* Begin *

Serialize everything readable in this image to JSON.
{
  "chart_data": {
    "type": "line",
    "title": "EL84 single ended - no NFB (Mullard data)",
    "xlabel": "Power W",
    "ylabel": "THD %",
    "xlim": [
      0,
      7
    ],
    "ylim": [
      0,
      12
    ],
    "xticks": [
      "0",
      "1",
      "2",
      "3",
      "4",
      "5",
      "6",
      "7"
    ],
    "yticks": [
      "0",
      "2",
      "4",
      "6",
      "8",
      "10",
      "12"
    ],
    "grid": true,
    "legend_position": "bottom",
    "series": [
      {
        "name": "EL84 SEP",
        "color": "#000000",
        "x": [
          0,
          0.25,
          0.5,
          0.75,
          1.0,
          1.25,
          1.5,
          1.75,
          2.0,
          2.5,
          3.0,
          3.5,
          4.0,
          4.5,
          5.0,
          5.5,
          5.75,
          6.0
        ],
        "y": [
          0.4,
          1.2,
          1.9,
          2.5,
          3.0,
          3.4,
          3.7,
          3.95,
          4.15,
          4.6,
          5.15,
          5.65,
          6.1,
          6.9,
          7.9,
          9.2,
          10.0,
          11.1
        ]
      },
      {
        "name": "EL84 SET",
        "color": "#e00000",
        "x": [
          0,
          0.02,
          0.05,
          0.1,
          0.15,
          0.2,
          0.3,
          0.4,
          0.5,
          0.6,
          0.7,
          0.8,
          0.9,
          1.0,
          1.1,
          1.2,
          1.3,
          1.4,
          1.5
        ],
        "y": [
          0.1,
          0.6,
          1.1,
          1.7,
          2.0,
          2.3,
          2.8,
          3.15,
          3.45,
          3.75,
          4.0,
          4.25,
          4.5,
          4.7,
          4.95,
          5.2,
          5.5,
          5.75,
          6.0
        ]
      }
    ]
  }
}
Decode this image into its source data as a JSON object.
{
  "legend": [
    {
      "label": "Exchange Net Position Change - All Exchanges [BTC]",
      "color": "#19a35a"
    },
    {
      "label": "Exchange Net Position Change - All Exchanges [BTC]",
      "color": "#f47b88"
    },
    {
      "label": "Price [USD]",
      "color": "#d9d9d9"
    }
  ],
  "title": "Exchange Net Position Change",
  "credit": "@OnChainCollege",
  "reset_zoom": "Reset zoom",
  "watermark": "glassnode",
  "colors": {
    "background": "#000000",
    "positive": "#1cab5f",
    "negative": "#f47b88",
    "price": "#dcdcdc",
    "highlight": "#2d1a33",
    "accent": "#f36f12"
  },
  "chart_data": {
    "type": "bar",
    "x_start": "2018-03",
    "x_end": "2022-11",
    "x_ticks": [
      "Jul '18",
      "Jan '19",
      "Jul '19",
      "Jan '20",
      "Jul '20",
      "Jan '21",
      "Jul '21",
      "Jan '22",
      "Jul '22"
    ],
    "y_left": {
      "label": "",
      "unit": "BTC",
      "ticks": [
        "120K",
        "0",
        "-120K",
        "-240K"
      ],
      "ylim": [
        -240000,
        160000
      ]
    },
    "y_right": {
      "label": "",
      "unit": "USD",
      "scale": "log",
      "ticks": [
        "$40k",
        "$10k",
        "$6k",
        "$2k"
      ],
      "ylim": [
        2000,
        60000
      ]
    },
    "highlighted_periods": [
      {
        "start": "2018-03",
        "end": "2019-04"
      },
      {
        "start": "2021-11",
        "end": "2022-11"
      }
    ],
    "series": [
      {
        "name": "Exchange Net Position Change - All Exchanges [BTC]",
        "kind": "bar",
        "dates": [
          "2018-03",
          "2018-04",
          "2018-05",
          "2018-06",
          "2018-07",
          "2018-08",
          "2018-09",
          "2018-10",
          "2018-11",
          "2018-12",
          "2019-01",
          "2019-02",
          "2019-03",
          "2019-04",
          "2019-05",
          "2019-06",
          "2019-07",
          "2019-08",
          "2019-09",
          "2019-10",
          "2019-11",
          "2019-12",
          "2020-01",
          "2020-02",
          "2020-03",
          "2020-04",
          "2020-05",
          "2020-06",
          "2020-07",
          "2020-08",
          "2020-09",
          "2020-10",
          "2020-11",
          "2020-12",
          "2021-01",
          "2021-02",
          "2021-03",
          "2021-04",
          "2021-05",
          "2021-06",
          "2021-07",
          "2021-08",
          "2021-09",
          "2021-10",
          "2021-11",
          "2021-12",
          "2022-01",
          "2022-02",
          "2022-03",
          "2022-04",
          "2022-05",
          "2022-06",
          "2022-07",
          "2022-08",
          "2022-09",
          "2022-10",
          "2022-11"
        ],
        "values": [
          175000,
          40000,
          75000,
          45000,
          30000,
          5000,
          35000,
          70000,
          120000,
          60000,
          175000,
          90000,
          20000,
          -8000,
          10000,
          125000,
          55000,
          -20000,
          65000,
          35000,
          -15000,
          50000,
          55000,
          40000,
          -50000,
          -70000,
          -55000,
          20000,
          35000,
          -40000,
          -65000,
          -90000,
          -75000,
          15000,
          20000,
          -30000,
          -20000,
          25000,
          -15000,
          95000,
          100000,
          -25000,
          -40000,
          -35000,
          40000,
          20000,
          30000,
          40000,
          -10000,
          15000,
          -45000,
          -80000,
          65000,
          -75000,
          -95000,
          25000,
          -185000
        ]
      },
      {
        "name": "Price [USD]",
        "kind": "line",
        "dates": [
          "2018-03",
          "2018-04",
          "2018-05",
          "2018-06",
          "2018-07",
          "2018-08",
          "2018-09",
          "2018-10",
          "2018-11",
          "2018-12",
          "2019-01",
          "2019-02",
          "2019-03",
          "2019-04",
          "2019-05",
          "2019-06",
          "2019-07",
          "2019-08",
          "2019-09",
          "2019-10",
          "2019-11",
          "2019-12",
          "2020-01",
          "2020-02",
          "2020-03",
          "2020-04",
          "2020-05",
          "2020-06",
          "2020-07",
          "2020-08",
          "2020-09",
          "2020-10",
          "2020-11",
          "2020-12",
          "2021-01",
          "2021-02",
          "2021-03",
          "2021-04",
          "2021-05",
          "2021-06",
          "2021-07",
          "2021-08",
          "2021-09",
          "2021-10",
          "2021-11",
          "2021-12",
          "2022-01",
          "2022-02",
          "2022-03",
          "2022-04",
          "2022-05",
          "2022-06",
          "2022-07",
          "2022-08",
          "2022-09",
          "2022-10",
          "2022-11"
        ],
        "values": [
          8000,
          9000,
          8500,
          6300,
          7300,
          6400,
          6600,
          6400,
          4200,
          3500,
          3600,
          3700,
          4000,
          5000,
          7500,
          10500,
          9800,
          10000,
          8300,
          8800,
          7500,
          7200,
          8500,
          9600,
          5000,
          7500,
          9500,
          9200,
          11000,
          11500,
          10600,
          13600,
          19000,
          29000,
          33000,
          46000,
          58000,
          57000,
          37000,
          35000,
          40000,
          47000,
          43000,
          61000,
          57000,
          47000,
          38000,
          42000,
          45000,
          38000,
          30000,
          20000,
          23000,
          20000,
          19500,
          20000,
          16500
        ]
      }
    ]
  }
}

* End *

◆ PROMPT
Say how many lines include the word "name"; reply with the number alone.

◆ REPLY TO THE TASK
4